Start

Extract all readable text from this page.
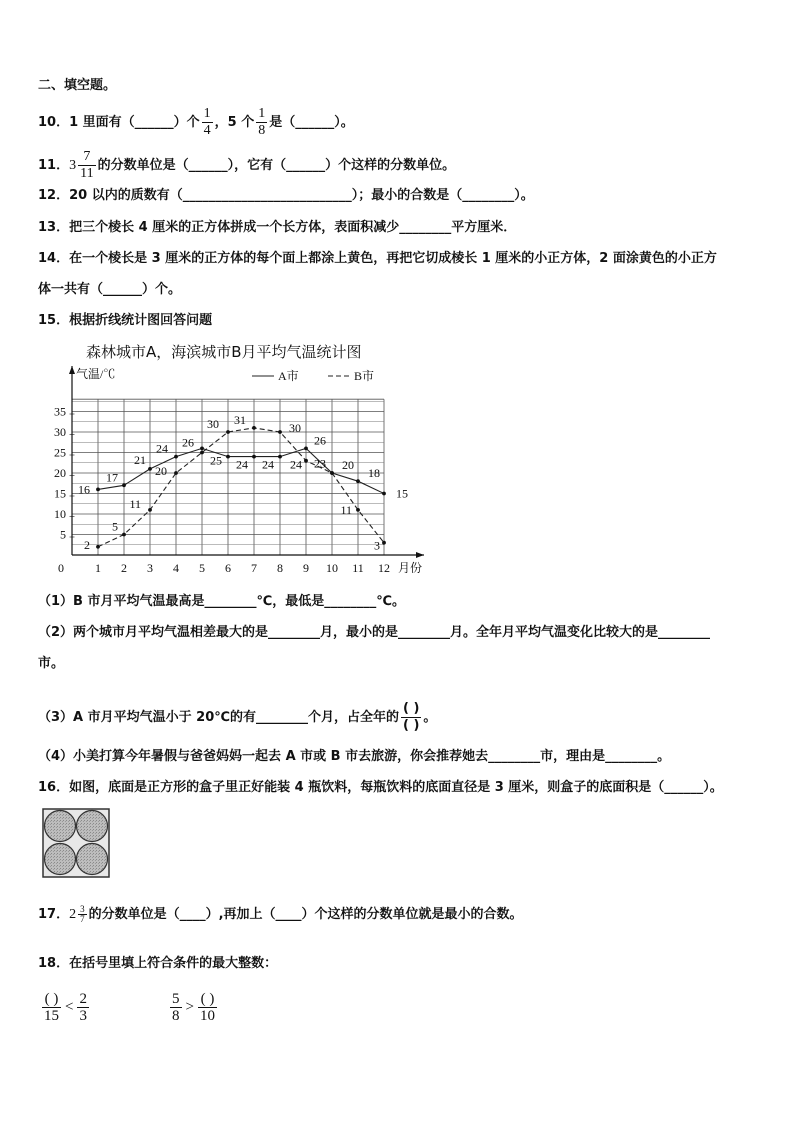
二、填空题。
10．1 里面有（______）个 $\frac{1}{4}$ ，5 个 $\frac{1}{8}$ 是（______）。
11．$3 \frac{7}{11}$ 的分数单位是（______），它有（______）个这样的分数单位。
12．20 以内的质数有（__________________________）；最小的合数是（________）。
13．把三个棱长 4 厘米的正方体拼成一个长方体，表面积减少________平方厘米．
14．在一个棱长是 3 厘米的正方体的每个面上都涂上黄色，再把它切成棱长 1 厘米的小正方体，2 面涂黄色的小正方
体一共有（______）个。
15．根据折线统计图回答问题
森林城市A，海滨城市B月平均气温统计图
5
10
15
20
25
30
35
1 2 3 4 5 6 7 8 9 10 11 12
0
气温/℃
月份
16
17
21
24 26
24 24 24
26
20
18
15
2
5
11
20
25
30 31
30
23
11
3
A市	B市
（1）B 市月平均气温最高是________℃，最低是________℃。
（2）两个城市月平均气温相差最大的是________月，最小的是________月。全年月平均气温变化比较大的是________
市。
（3）A 市月平均气温小于 20℃的有________个月，占全年的 $\frac{( )}{( )}$ 。
（4）小美打算今年暑假与爸爸妈妈一起去 A 市或 B 市去旅游，你会推荐她去________市，理由是________。
16．如图，底面是正方形的盒子里正好能装 4 瓶饮料，每瓶饮料的底面直径是 3 厘米，则盒子的底面积是（______）。
17．$2 \frac{3}{7}$ 的分数单位是（____）,再加上（____）个这样的分数单位就是最小的合数。
18．在括号里填上符合条件的最大整数：
$\frac{( )}{15} < \frac{2}{3}$	$\frac{5}{8} > \frac{( )}{10}$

End

## Stated problem:
Retype the whole listing, keeping every line identical and omitting all pictures.

## Response below:
Extract all readable text from this page.
二、填空题。
10．1 里面有（______）个 $\frac{1}{4}$ ，5 个 $\frac{1}{8}$ 是（______）。
11．$3 \frac{7}{11}$ 的分数单位是（______），它有（______）个这样的分数单位。
12．20 以内的质数有（__________________________）；最小的合数是（________）。
13．把三个棱长 4 厘米的正方体拼成一个长方体，表面积减少________平方厘米．
14．在一个棱长是 3 厘米的正方体的每个面上都涂上黄色，再把它切成棱长 1 厘米的小正方体，2 面涂黄色的小正方
体一共有（______）个。
15．根据折线统计图回答问题
森林城市A，海滨城市B月平均气温统计图
5
10
15
20
25
30
35
1 2 3 4 5 6 7 8 9 10 11 12
0
气温/℃
月份
16
17
21
24 26
24 24 24
26
20
18
15
2
5
11
20
25
30 31
30
23
11
3
A市	B市
（1）B 市月平均气温最高是________℃，最低是________℃。
（2）两个城市月平均气温相差最大的是________月，最小的是________月。全年月平均气温变化比较大的是________
市。
（3）A 市月平均气温小于 20℃的有________个月，占全年的 $\frac{( )}{( )}$ 。
（4）小美打算今年暑假与爸爸妈妈一起去 A 市或 B 市去旅游，你会推荐她去________市，理由是________。
16．如图，底面是正方形的盒子里正好能装 4 瓶饮料，每瓶饮料的底面直径是 3 厘米，则盒子的底面积是（______）。
17．$2 \frac{3}{7}$ 的分数单位是（____）,再加上（____）个这样的分数单位就是最小的合数。
18．在括号里填上符合条件的最大整数：
$\frac{( )}{15} < \frac{2}{3}$	$\frac{5}{8} > \frac{( )}{10}$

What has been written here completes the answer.